- **Instructions to follow**:
Render the lines below, starting with the line that contains "bar-row: 22 [909,691,2424,776]" and continuing through the final line, as a JSON list of strings with one string per line. Omit blank lines and leave the pictures out of the answer.

[Data drawn from a collection]
------------------------------------

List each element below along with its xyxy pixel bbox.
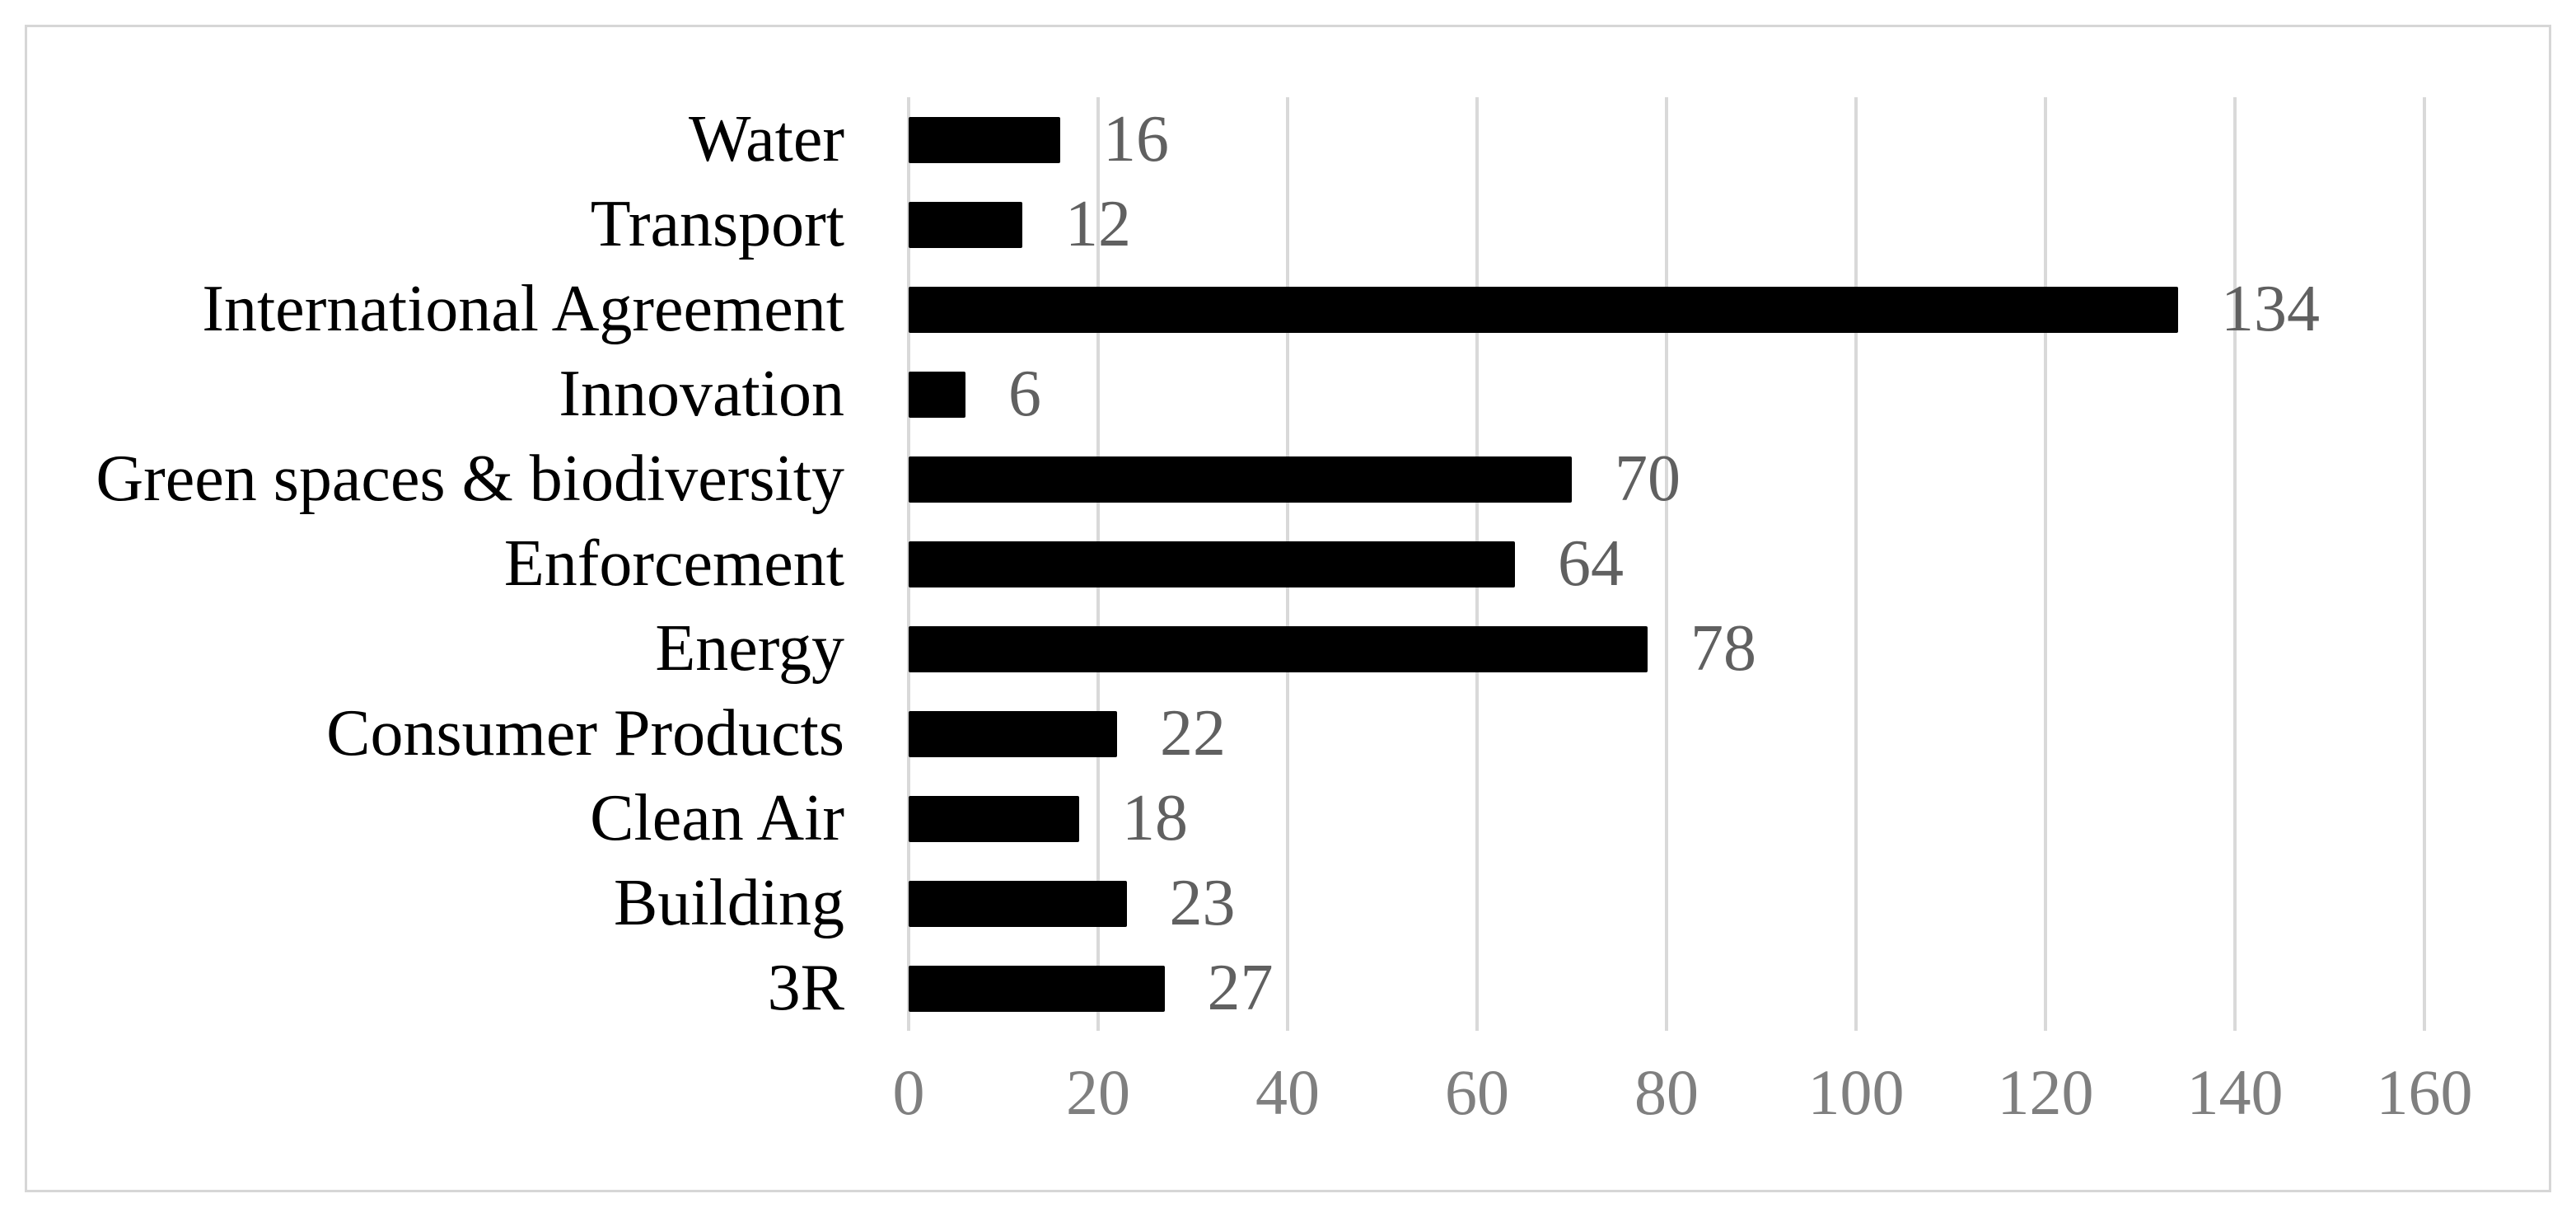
bar-row: 22 [909,691,2424,776]
category-label: Innovation [559,358,844,430]
bar-row: 27 [909,946,2424,1031]
bar-row: 16 [909,97,2424,182]
bar [909,456,1572,503]
value-label: 12 [1065,188,1131,260]
bar-rows: 16 12 134 6 70 64 [909,97,2424,1031]
category-label: Transport [590,188,844,260]
gridline [2423,97,2426,1031]
gridline [2044,97,2047,1031]
x-tick-label: 40 [1255,1056,1320,1128]
bar-row: 6 [909,352,2424,437]
gridline [1665,97,1668,1031]
bar [909,116,1060,163]
x-tick-label: 20 [1066,1056,1130,1128]
value-label: 78 [1690,612,1756,685]
gridline [2233,97,2237,1031]
x-tick-label: 140 [2186,1056,2284,1128]
value-label: 18 [1122,782,1188,854]
gridline [1854,97,1858,1031]
bar [909,371,965,418]
bar-row: 78 [909,606,2424,691]
category-label: Green spaces & biodiversity [96,442,844,515]
category-label: Building [613,867,844,939]
x-tick-label: 60 [1445,1056,1509,1128]
category-label: Consumer Products [326,697,844,770]
bar-row: 12 [909,182,2424,267]
category-axis: Water Transport International Agreement … [35,97,844,1031]
bar [909,541,1515,587]
category-label: Water [689,103,844,176]
bar [909,880,1127,927]
bar [909,201,1022,248]
plot-area: 16 12 134 6 70 64 [907,97,2426,1031]
category-label: Enforcement [503,527,844,600]
value-label: 22 [1160,697,1226,770]
value-label: 134 [2221,273,2320,345]
bar-row: 134 [909,267,2424,352]
bar-row: 23 [909,861,2424,946]
x-tick-label: 120 [1997,1056,2094,1128]
bar [909,710,1117,757]
x-tick-label: 0 [892,1056,925,1128]
bar [909,795,1079,842]
category-label: Energy [655,612,844,685]
bar-row: 18 [909,776,2424,861]
bar [909,286,2178,333]
x-tick-label: 100 [1807,1056,1905,1128]
bar-row: 64 [909,522,2424,606]
bar [909,965,1165,1012]
category-label: 3R [767,952,844,1024]
bar-row: 70 [909,437,2424,522]
bar [909,625,1648,672]
bar-chart-figure: Water Transport International Agreement … [25,25,2551,1192]
x-tick-label: 80 [1634,1056,1699,1128]
value-label: 64 [1558,527,1624,600]
x-tick-label: 160 [2376,1056,2473,1128]
category-label: Clean Air [590,782,844,854]
value-label: 27 [1207,952,1274,1024]
value-label: 6 [1008,358,1041,430]
category-label: International Agreement [202,273,844,345]
value-label: 23 [1169,867,1236,939]
x-axis: 0 20 40 60 80 100 120 140 160 [893,1031,2473,1154]
value-label: 70 [1615,442,1681,515]
value-label: 16 [1103,103,1169,176]
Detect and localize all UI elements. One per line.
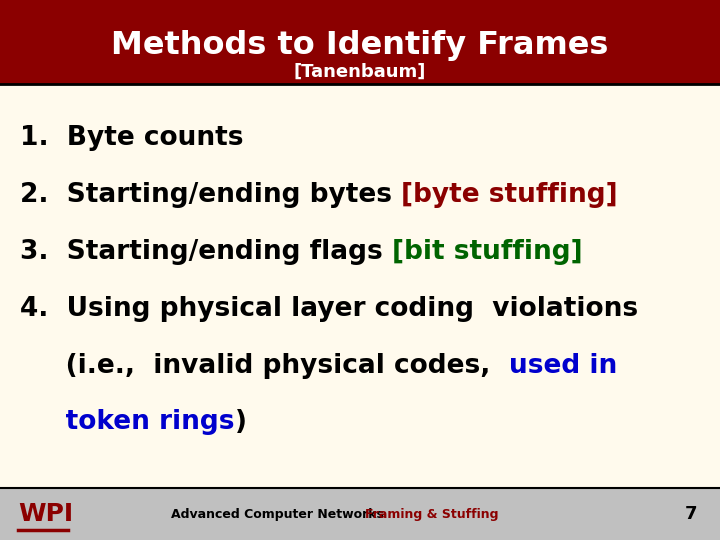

------------------------------------

- **Task output**:
[
  "bar-row: 22 [909,691,2424,776]",
  "category-label: Innovation [559,358,844,430]",
  "bar-row: 27 [909,946,2424,1031]",
  "bar-row: 16 [909,97,2424,182]",
  "bar [909,456,1572,503]",
  "value-label: 12 [1065,188,1131,260]",
  "bar-rows: 16 12 134 6 70 64 [909,97,2424,1031]",
  "category-label: Transport [590,188,844,260]",
  "gridline [2423,97,2426,1031]",
  "gridline [2044,97,2047,1031]",
  "x-tick-label: 40 [1255,1056,1320,1128]",
  "bar-row: 6 [909,352,2424,437]",
  "gridline [1665,97,1668,1031]",
  "bar [909,116,1060,163]",
  "x-tick-label: 20 [1066,1056,1130,1128]",
  "value-label: 78 [1690,612,1756,685]",
  "gridline [2233,97,2237,1031]",
  "x-tick-label: 140 [2186,1056,2284,1128]",
  "value-label: 18 [1122,782,1188,854]",
  "gridline [1854,97,1858,1031]",
  "bar [909,371,965,418]",
  "bar-row: 78 [909,606,2424,691]",
  "category-label: Green spaces & biodiversity [96,442,844,515]",
  "category-label: Building [613,867,844,939]",
  "x-tick-label: 60 [1445,1056,1509,1128]",
  "category-label: Consumer Products [326,697,844,770]",
  "bar-row: 12 [909,182,2424,267]",
  "category-axis: Water Transport International Agreement … [35,97,844,1031]",
  "bar [909,541,1515,587]",
  "category-label: Water [689,103,844,176]",
  "bar [909,880,1127,927]",
  "bar [909,201,1022,248]",
  "plot-area: 16 12 134 6 70 64 [907,97,2426,1031]",
  "category-label: Enforcement [503,527,844,600]",
  "value-label: 22 [1160,697,1226,770]",
  "value-label: 134 [2221,273,2320,345]",
  "bar-row: 134 [909,267,2424,352]",
  "bar-row: 23 [909,861,2424,946]",
  "x-tick-label: 120 [1997,1056,2094,1128]",
  "bar [909,710,1117,757]",
  "x-tick-label: 0 [892,1056,925,1128]",
  "bar [909,795,1079,842]",
  "category-label: Energy [655,612,844,685]",
  "bar-row: 18 [909,776,2424,861]",
  "bar [909,286,2178,333]",
  "x-tick-label: 100 [1807,1056,1905,1128]",
  "bar-row: 64 [909,522,2424,606]",
  "bar [909,965,1165,1012]",
  "category-label: 3R [767,952,844,1024]",
  "bar-row: 70 [909,437,2424,522]",
  "bar [909,625,1648,672]",
  "bar-chart-figure: Water Transport International Agreement … [25,25,2551,1192]",
  "x-tick-label: 80 [1634,1056,1699,1128]",
  "value-label: 64 [1558,527,1624,600]",
  "x-tick-label: 160 [2376,1056,2473,1128]",
  "category-label: Clean Air [590,782,844,854]",
  "value-label: 27 [1207,952,1274,1024]",
  "value-label: 6 [1008,358,1041,430]",
  "category-label: International Agreement [202,273,844,345]",
  "value-label: 23 [1169,867,1236,939]",
  "x-axis: 0 20 40 60 80 100 120 140 160 [893,1031,2473,1154]",
  "value-label: 70 [1615,442,1681,515]",
  "value-label: 16 [1103,103,1169,176]",
  "Detect and localize all UI elements. One per line."
]